Work out how many lines hold "cdot". Give the number and nothing else.
---
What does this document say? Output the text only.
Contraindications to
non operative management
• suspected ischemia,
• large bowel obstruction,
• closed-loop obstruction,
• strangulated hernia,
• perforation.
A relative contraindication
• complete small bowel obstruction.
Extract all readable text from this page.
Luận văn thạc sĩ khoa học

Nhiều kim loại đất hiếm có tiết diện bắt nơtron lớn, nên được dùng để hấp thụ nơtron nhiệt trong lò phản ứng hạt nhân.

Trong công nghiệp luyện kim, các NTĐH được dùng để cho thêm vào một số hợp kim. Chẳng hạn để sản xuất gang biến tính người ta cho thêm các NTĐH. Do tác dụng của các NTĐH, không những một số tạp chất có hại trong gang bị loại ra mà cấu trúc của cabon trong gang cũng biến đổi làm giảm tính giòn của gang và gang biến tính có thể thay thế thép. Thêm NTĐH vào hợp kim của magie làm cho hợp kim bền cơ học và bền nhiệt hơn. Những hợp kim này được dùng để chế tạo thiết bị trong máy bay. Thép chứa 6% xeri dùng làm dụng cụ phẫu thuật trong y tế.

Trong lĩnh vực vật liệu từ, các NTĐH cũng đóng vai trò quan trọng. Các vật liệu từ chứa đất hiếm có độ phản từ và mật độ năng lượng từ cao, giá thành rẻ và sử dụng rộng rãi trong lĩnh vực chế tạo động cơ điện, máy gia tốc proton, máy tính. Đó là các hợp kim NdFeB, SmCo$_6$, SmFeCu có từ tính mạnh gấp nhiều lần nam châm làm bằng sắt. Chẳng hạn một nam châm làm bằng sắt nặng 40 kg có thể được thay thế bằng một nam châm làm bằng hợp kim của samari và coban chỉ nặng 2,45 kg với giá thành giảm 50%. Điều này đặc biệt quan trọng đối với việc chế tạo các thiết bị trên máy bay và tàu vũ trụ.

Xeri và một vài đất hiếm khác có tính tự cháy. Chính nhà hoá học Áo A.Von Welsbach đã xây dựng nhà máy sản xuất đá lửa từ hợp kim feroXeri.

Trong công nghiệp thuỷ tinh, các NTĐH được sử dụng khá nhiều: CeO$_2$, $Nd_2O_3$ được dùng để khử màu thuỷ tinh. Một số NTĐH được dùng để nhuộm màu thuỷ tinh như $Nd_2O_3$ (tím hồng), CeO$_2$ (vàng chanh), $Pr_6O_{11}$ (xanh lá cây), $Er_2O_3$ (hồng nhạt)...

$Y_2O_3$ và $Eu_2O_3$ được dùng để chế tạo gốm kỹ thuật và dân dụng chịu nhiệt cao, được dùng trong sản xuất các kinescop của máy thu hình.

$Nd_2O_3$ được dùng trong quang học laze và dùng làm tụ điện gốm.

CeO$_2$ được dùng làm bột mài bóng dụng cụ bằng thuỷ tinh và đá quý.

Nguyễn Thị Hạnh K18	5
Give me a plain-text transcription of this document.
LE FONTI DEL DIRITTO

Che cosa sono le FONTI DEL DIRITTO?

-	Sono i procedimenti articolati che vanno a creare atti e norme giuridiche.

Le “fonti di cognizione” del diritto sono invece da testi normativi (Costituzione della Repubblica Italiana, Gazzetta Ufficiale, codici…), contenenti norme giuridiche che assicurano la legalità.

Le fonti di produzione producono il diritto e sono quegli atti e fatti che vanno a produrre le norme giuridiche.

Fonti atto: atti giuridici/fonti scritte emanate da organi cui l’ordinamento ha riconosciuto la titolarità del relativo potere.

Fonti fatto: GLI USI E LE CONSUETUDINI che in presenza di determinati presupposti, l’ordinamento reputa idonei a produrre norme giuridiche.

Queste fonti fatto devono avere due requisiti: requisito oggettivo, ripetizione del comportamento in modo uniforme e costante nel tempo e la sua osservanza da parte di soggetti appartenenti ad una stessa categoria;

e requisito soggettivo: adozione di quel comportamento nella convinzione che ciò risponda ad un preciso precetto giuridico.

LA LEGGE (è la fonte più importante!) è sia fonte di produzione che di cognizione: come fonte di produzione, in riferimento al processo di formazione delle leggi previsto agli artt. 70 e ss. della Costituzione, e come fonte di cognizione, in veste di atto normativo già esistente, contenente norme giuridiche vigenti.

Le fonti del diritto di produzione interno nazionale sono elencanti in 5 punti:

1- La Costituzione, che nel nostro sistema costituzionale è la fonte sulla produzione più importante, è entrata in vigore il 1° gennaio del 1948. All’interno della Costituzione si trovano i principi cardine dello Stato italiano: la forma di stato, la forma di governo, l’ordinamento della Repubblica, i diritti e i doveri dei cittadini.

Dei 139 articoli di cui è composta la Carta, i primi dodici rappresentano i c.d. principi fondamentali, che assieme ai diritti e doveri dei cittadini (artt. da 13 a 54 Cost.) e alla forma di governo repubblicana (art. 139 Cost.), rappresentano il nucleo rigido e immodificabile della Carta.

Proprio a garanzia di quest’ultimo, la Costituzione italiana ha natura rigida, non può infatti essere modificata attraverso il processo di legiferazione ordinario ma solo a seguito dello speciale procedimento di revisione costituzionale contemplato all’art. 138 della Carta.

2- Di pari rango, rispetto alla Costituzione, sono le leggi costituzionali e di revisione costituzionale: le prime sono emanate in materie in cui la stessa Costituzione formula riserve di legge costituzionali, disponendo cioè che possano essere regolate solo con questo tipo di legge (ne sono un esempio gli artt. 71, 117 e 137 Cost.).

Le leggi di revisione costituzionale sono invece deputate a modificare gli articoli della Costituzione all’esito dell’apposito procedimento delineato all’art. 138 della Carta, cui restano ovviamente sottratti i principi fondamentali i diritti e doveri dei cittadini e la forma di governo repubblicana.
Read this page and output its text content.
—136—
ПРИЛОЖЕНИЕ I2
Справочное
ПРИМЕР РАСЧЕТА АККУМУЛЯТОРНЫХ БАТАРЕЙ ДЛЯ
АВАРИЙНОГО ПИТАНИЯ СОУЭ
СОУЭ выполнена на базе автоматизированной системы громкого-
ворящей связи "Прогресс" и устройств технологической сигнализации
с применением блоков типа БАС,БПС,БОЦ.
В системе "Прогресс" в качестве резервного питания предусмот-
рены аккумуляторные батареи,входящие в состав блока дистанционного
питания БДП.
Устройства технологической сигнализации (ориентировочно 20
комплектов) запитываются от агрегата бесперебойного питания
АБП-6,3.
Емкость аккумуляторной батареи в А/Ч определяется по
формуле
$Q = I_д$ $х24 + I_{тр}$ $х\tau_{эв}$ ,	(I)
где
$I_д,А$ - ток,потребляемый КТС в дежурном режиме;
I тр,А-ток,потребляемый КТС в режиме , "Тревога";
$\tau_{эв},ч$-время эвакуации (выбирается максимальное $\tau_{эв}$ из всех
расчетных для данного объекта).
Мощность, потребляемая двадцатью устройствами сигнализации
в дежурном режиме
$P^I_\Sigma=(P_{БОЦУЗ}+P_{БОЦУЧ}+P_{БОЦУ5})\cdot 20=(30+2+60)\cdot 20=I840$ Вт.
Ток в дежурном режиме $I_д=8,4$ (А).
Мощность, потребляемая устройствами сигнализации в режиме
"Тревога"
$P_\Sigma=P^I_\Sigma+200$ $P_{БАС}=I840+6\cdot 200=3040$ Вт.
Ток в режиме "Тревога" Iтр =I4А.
---
Response for this exercise —
2